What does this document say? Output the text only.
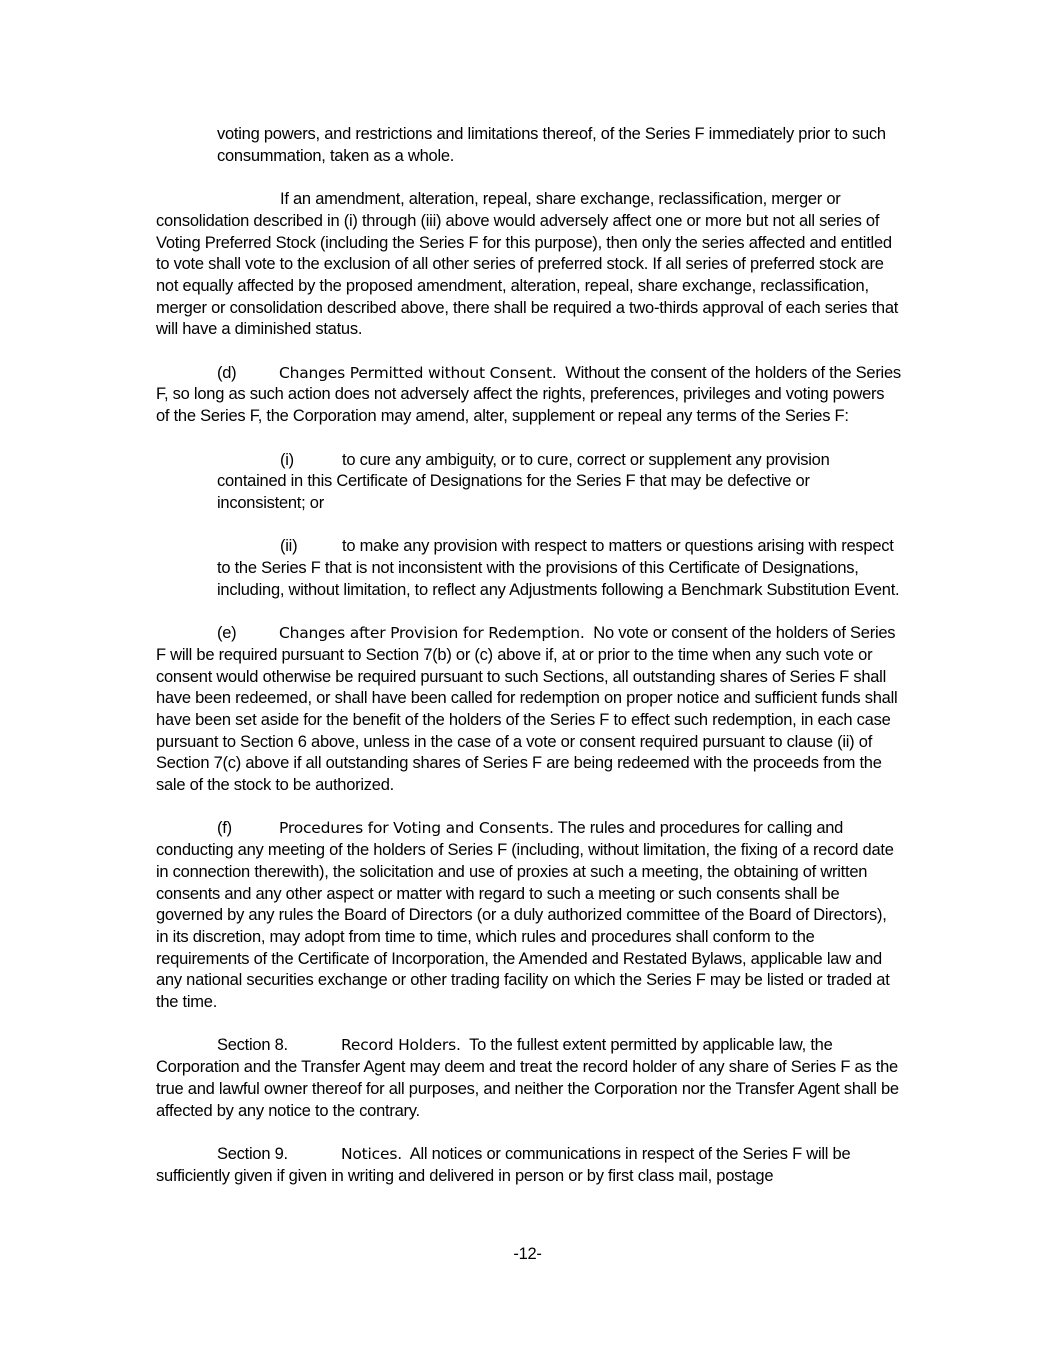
voting powers, and restrictions and limitations thereof, of the Series F immediately prior to such consummation, taken as a whole.

If an amendment, alteration, repeal, share exchange, reclassification, merger or consolidation described in (i) through (iii) above would adversely affect one or more but not all series of Voting Preferred Stock (including the Series F for this purpose), then only the series affected and entitled to vote shall vote to the exclusion of all other series of preferred stock. If all series of preferred stock are not equally affected by the proposed amendment, alteration, repeal, share exchange, reclassification, merger or consolidation described above, there shall be required a two-thirds approval of each series that will have a diminished status.

(d)	Changes Permitted without Consent. Without the consent of the holders of the Series F, so long as such action does not adversely affect the rights, preferences, privileges and voting powers of the Series F, the Corporation may amend, alter, supplement or repeal any terms of the Series F:

(i)	to cure any ambiguity, or to cure, correct or supplement any provision contained in this Certificate of Designations for the Series F that may be defective or inconsistent; or

(ii)	to make any provision with respect to matters or questions arising with respect to the Series F that is not inconsistent with the provisions of this Certificate of Designations, including, without limitation, to reflect any Adjustments following a Benchmark Substitution Event.

(e)	Changes after Provision for Redemption. No vote or consent of the holders of Series F will be required pursuant to Section 7(b) or (c) above if, at or prior to the time when any such vote or consent would otherwise be required pursuant to such Sections, all outstanding shares of Series F shall have been redeemed, or shall have been called for redemption on proper notice and sufficient funds shall have been set aside for the benefit of the holders of the Series F to effect such redemption, in each case pursuant to Section 6 above, unless in the case of a vote or consent required pursuant to clause (ii) of Section 7(c) above if all outstanding shares of Series F are being redeemed with the proceeds from the sale of the stock to be authorized.

(f)	Procedures for Voting and Consents. The rules and procedures for calling and conducting any meeting of the holders of Series F (including, without limitation, the fixing of a record date in connection therewith), the solicitation and use of proxies at such a meeting, the obtaining of written consents and any other aspect or matter with regard to such a meeting or such consents shall be governed by any rules the Board of Directors (or a duly authorized committee of the Board of Directors), in its discretion, may adopt from time to time, which rules and procedures shall conform to the requirements of the Certificate of Incorporation, the Amended and Restated Bylaws, applicable law and any national securities exchange or other trading facility on which the Series F may be listed or traded at the time.

Section 8.	Record Holders. To the fullest extent permitted by applicable law, the Corporation and the Transfer Agent may deem and treat the record holder of any share of Series F as the true and lawful owner thereof for all purposes, and neither the Corporation nor the Transfer Agent shall be affected by any notice to the contrary.

Section 9.	Notices. All notices or communications in respect of the Series F will be sufficiently given if given in writing and delivered in person or by first class mail, postage

-12-
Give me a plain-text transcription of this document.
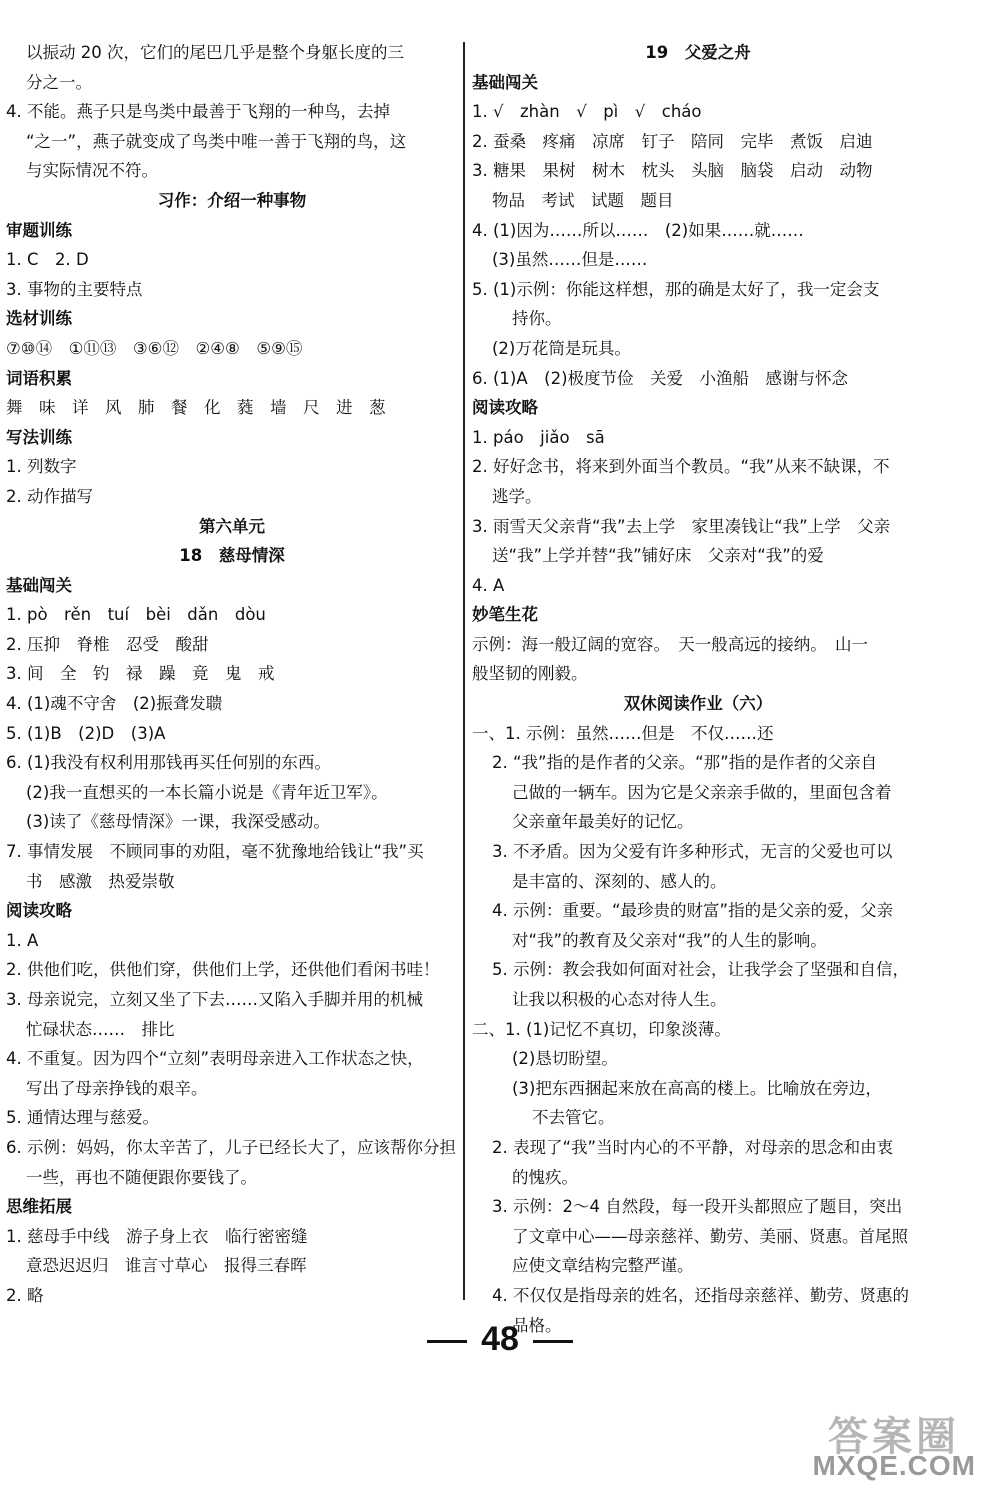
以振动 20 次，它们的尾巴几乎是整个身躯长度的三
分之一。
4. 不能。燕子只是鸟类中最善于飞翔的一种鸟，去掉
“之一”，燕子就变成了鸟类中唯一善于飞翔的鸟，这
与实际情况不符。
习作：介绍一种事物
审题训练
1. C　2. D
3. 事物的主要特点
选材训练
⑦⑩⑭　①⑪⑬　③⑥⑫　②④⑧　⑤⑨⑮
词语积累
舞　味　详　风　肺　餐　化　蕤　墙　尺　进　葱
写法训练
1. 列数字
2. 动作描写
第六单元
18　慈母情深
基础闯关
1. pò　rěn　tuí　bèi　dǎn　dòu
2. 压抑　脊椎　忍受　酸甜
3. 间　全　钓　禄　躁　竟　鬼　戒
4. (1)魂不守舍　(2)振聋发聩
5. (1)B　(2)D　(3)A
6. (1)我没有权利用那钱再买任何别的东西。
(2)我一直想买的一本长篇小说是《青年近卫军》。
(3)读了《慈母情深》一课，我深受感动。
7. 事情发展　不顾同事的劝阻，毫不犹豫地给钱让“我”买
书　感激　热爱崇敬
阅读攻略
1. A
2. 供他们吃，供他们穿，供他们上学，还供他们看闲书哇！
3. 母亲说完，立刻又坐了下去……又陷入手脚并用的机械
忙碌状态……　排比
4. 不重复。因为四个“立刻”表明母亲进入工作状态之快，
写出了母亲挣钱的艰辛。
5. 通情达理与慈爱。
6. 示例：妈妈，你太辛苦了，儿子已经长大了，应该帮你分担
一些，再也不随便跟你要钱了。
思维拓展
1. 慈母手中线　游子身上衣　临行密密缝
意恐迟迟归　谁言寸草心　报得三春晖
2. 略
19　父爱之舟
基础闯关
1. √　zhàn　√　pì　√　cháo
2. 蚕桑　疼痛　凉席　钉子　陪同　完毕　煮饭　启迪
3. 糖果　果树　树木　枕头　头脑　脑袋　启动　动物
物品　考试　试题　题目
4. (1)因为……所以……　(2)如果……就……
(3)虽然……但是……
5. (1)示例：你能这样想，那的确是太好了，我一定会支
持你。
(2)万花筒是玩具。
6. (1)A　(2)极度节俭　关爱　小渔船　感谢与怀念
阅读攻略
1. páo　jiǎo　sā
2. 好好念书，将来到外面当个教员。“我”从来不缺课，不
逃学。
3. 雨雪天父亲背“我”去上学　家里凑钱让“我”上学　父亲
送“我”上学并替“我”铺好床　父亲对“我”的爱
4. A
妙笔生花
示例：海一般辽阔的宽容。　天一般高远的接纳。　山一
般坚韧的刚毅。
双休阅读作业（六）
一、1. 示例：虽然……但是　不仅……还
2. “我”指的是作者的父亲。“那”指的是作者的父亲自
己做的一辆车。因为它是父亲亲手做的，里面包含着
父亲童年最美好的记忆。
3. 不矛盾。因为父爱有许多种形式，无言的父爱也可以
是丰富的、深刻的、感人的。
4. 示例：重要。“最珍贵的财富”指的是父亲的爱，父亲
对“我”的教育及父亲对“我”的人生的影响。
5. 示例：教会我如何面对社会，让我学会了坚强和自信，
让我以积极的心态对待人生。
二、1. (1)记忆不真切，印象淡薄。
(2)恳切盼望。
(3)把东西捆起来放在高高的楼上。比喻放在旁边，
不去管它。
2. 表现了“我”当时内心的不平静，对母亲的思念和由衷
的愧疚。
3. 示例：2～4 自然段，每一段开头都照应了题目，突出
了文章中心——母亲慈祥、勤劳、美丽、贤惠。首尾照
应使文章结构完整严谨。
4. 不仅仅是指母亲的姓名，还指母亲慈祥、勤劳、贤惠的
品格。
48
答案圈
MXQE.COM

++++++++

# [PROBLEM TO SOLVE]
Copy the material shown above in full and exactly. Skip the pictures.

# [EXERCISE SOLUTION]
What does this document say? Output the text only.
voting powers, and restrictions and limitations thereof, of the Series F immediately prior to such consummation, taken as a whole.

If an amendment, alteration, repeal, share exchange, reclassification, merger or consolidation described in (i) through (iii) above would adversely affect one or more but not all series of Voting Preferred Stock (including the Series F for this purpose), then only the series affected and entitled to vote shall vote to the exclusion of all other series of preferred stock. If all series of preferred stock are not equally affected by the proposed amendment, alteration, repeal, share exchange, reclassification, merger or consolidation described above, there shall be required a two-thirds approval of each series that will have a diminished status.

(d)	Changes Permitted without Consent. Without the consent of the holders of the Series F, so long as such action does not adversely affect the rights, preferences, privileges and voting powers of the Series F, the Corporation may amend, alter, supplement or repeal any terms of the Series F:

(i)	to cure any ambiguity, or to cure, correct or supplement any provision contained in this Certificate of Designations for the Series F that may be defective or inconsistent; or

(ii)	to make any provision with respect to matters or questions arising with respect to the Series F that is not inconsistent with the provisions of this Certificate of Designations, including, without limitation, to reflect any Adjustments following a Benchmark Substitution Event.

(e)	Changes after Provision for Redemption. No vote or consent of the holders of Series F will be required pursuant to Section 7(b) or (c) above if, at or prior to the time when any such vote or consent would otherwise be required pursuant to such Sections, all outstanding shares of Series F shall have been redeemed, or shall have been called for redemption on proper notice and sufficient funds shall have been set aside for the benefit of the holders of the Series F to effect such redemption, in each case pursuant to Section 6 above, unless in the case of a vote or consent required pursuant to clause (ii) of Section 7(c) above if all outstanding shares of Series F are being redeemed with the proceeds from the sale of the stock to be authorized.

(f)	Procedures for Voting and Consents. The rules and procedures for calling and conducting any meeting of the holders of Series F (including, without limitation, the fixing of a record date in connection therewith), the solicitation and use of proxies at such a meeting, the obtaining of written consents and any other aspect or matter with regard to such a meeting or such consents shall be governed by any rules the Board of Directors (or a duly authorized committee of the Board of Directors), in its discretion, may adopt from time to time, which rules and procedures shall conform to the requirements of the Certificate of Incorporation, the Amended and Restated Bylaws, applicable law and any national securities exchange or other trading facility on which the Series F may be listed or traded at the time.

Section 8.	Record Holders. To the fullest extent permitted by applicable law, the Corporation and the Transfer Agent may deem and treat the record holder of any share of Series F as the true and lawful owner thereof for all purposes, and neither the Corporation nor the Transfer Agent shall be affected by any notice to the contrary.

Section 9.	Notices. All notices or communications in respect of the Series F will be sufficiently given if given in writing and delivered in person or by first class mail, postage

-12-
Give me a plain-text transcription of this document.
以振动 20 次，它们的尾巴几乎是整个身躯长度的三
分之一。
4. 不能。燕子只是鸟类中最善于飞翔的一种鸟，去掉
“之一”，燕子就变成了鸟类中唯一善于飞翔的鸟，这
与实际情况不符。
习作：介绍一种事物
审题训练
1. C　2. D
3. 事物的主要特点
选材训练
⑦⑩⑭　①⑪⑬　③⑥⑫　②④⑧　⑤⑨⑮
词语积累
舞　味　详　风　肺　餐　化　蕤　墙　尺　进　葱
写法训练
1. 列数字
2. 动作描写
第六单元
18　慈母情深
基础闯关
1. pò　rěn　tuí　bèi　dǎn　dòu
2. 压抑　脊椎　忍受　酸甜
3. 间　全　钓　禄　躁　竟　鬼　戒
4. (1)魂不守舍　(2)振聋发聩
5. (1)B　(2)D　(3)A
6. (1)我没有权利用那钱再买任何别的东西。
(2)我一直想买的一本长篇小说是《青年近卫军》。
(3)读了《慈母情深》一课，我深受感动。
7. 事情发展　不顾同事的劝阻，毫不犹豫地给钱让“我”买
书　感激　热爱崇敬
阅读攻略
1. A
2. 供他们吃，供他们穿，供他们上学，还供他们看闲书哇！
3. 母亲说完，立刻又坐了下去……又陷入手脚并用的机械
忙碌状态……　排比
4. 不重复。因为四个“立刻”表明母亲进入工作状态之快，
写出了母亲挣钱的艰辛。
5. 通情达理与慈爱。
6. 示例：妈妈，你太辛苦了，儿子已经长大了，应该帮你分担
一些，再也不随便跟你要钱了。
思维拓展
1. 慈母手中线　游子身上衣　临行密密缝
意恐迟迟归　谁言寸草心　报得三春晖
2. 略
19　父爱之舟
基础闯关
1. √　zhàn　√　pì　√　cháo
2. 蚕桑　疼痛　凉席　钉子　陪同　完毕　煮饭　启迪
3. 糖果　果树　树木　枕头　头脑　脑袋　启动　动物
物品　考试　试题　题目
4. (1)因为……所以……　(2)如果……就……
(3)虽然……但是……
5. (1)示例：你能这样想，那的确是太好了，我一定会支
持你。
(2)万花筒是玩具。
6. (1)A　(2)极度节俭　关爱　小渔船　感谢与怀念
阅读攻略
1. páo　jiǎo　sā
2. 好好念书，将来到外面当个教员。“我”从来不缺课，不
逃学。
3. 雨雪天父亲背“我”去上学　家里凑钱让“我”上学　父亲
送“我”上学并替“我”铺好床　父亲对“我”的爱
4. A
妙笔生花
示例：海一般辽阔的宽容。　天一般高远的接纳。　山一
般坚韧的刚毅。
双休阅读作业（六）
一、1. 示例：虽然……但是　不仅……还
2. “我”指的是作者的父亲。“那”指的是作者的父亲自
己做的一辆车。因为它是父亲亲手做的，里面包含着
父亲童年最美好的记忆。
3. 不矛盾。因为父爱有许多种形式，无言的父爱也可以
是丰富的、深刻的、感人的。
4. 示例：重要。“最珍贵的财富”指的是父亲的爱，父亲
对“我”的教育及父亲对“我”的人生的影响。
5. 示例：教会我如何面对社会，让我学会了坚强和自信，
让我以积极的心态对待人生。
二、1. (1)记忆不真切，印象淡薄。
(2)恳切盼望。
(3)把东西捆起来放在高高的楼上。比喻放在旁边，
不去管它。
2. 表现了“我”当时内心的不平静，对母亲的思念和由衷
的愧疚。
3. 示例：2～4 自然段，每一段开头都照应了题目，突出
了文章中心——母亲慈祥、勤劳、美丽、贤惠。首尾照
应使文章结构完整严谨。
4. 不仅仅是指母亲的姓名，还指母亲慈祥、勤劳、贤惠的
品格。
48
答案圈
MXQE.COM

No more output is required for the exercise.